§ Data
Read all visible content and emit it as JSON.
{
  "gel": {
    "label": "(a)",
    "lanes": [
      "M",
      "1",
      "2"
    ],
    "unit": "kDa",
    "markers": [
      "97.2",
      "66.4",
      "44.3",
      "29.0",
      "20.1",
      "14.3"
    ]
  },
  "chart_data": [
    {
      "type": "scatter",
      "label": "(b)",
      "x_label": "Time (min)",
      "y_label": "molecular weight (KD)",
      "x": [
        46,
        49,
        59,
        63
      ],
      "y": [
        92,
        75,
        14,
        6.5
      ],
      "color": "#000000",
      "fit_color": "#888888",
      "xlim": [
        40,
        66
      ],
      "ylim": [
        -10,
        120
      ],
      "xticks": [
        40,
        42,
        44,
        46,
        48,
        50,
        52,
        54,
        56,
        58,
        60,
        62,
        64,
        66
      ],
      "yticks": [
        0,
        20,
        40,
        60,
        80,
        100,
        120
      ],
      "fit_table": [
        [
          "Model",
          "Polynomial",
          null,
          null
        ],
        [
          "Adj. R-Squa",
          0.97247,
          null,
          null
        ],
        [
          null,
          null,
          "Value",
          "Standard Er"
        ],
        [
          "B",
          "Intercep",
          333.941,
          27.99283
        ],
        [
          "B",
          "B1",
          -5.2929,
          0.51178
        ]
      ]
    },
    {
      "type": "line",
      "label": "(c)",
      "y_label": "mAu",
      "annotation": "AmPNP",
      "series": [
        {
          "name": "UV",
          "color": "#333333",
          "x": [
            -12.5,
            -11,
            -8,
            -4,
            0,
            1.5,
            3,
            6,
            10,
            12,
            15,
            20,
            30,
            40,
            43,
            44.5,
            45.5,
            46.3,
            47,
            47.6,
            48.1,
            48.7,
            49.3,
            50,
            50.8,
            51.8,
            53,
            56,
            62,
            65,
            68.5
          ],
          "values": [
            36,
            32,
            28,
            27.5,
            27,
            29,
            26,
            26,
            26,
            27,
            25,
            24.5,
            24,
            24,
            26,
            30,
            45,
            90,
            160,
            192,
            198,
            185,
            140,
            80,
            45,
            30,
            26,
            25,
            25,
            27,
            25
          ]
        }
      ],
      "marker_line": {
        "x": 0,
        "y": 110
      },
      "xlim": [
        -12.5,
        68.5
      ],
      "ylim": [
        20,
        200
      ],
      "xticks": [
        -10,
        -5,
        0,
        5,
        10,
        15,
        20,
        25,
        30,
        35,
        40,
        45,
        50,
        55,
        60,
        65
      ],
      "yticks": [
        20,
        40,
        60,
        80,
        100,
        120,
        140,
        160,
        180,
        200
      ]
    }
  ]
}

§ Exercise objective
Quote the material exactly, leaving nothing out.

§ Exercise answer
Read all visible content and emit it as JSON.
{
  "gel": {
    "label": "(a)",
    "lanes": [
      "M",
      "1",
      "2"
    ],
    "unit": "kDa",
    "markers": [
      "97.2",
      "66.4",
      "44.3",
      "29.0",
      "20.1",
      "14.3"
    ]
  },
  "chart_data": [
    {
      "type": "scatter",
      "label": "(b)",
      "x_label": "Time (min)",
      "y_label": "molecular weight (KD)",
      "x": [
        46,
        49,
        59,
        63
      ],
      "y": [
        92,
        75,
        14,
        6.5
      ],
      "color": "#000000",
      "fit_color": "#888888",
      "xlim": [
        40,
        66
      ],
      "ylim": [
        -10,
        120
      ],
      "xticks": [
        40,
        42,
        44,
        46,
        48,
        50,
        52,
        54,
        56,
        58,
        60,
        62,
        64,
        66
      ],
      "yticks": [
        0,
        20,
        40,
        60,
        80,
        100,
        120
      ],
      "fit_table": [
        [
          "Model",
          "Polynomial",
          null,
          null
        ],
        [
          "Adj. R-Squa",
          0.97247,
          null,
          null
        ],
        [
          null,
          null,
          "Value",
          "Standard Er"
        ],
        [
          "B",
          "Intercep",
          333.941,
          27.99283
        ],
        [
          "B",
          "B1",
          -5.2929,
          0.51178
        ]
      ]
    },
    {
      "type": "line",
      "label": "(c)",
      "y_label": "mAu",
      "annotation": "AmPNP",
      "series": [
        {
          "name": "UV",
          "color": "#333333",
          "x": [
            -12.5,
            -11,
            -8,
            -4,
            0,
            1.5,
            3,
            6,
            10,
            12,
            15,
            20,
            30,
            40,
            43,
            44.5,
            45.5,
            46.3,
            47,
            47.6,
            48.1,
            48.7,
            49.3,
            50,
            50.8,
            51.8,
            53,
            56,
            62,
            65,
            68.5
          ],
          "values": [
            36,
            32,
            28,
            27.5,
            27,
            29,
            26,
            26,
            26,
            27,
            25,
            24.5,
            24,
            24,
            26,
            30,
            45,
            90,
            160,
            192,
            198,
            185,
            140,
            80,
            45,
            30,
            26,
            25,
            25,
            27,
            25
          ]
        }
      ],
      "marker_line": {
        "x": 0,
        "y": 110
      },
      "xlim": [
        -12.5,
        68.5
      ],
      "ylim": [
        20,
        200
      ],
      "xticks": [
        -10,
        -5,
        0,
        5,
        10,
        15,
        20,
        25,
        30,
        35,
        40,
        45,
        50,
        55,
        60,
        65
      ],
      "yticks": [
        20,
        40,
        60,
        80,
        100,
        120,
        140,
        160,
        180,
        200
      ]
    }
  ]
}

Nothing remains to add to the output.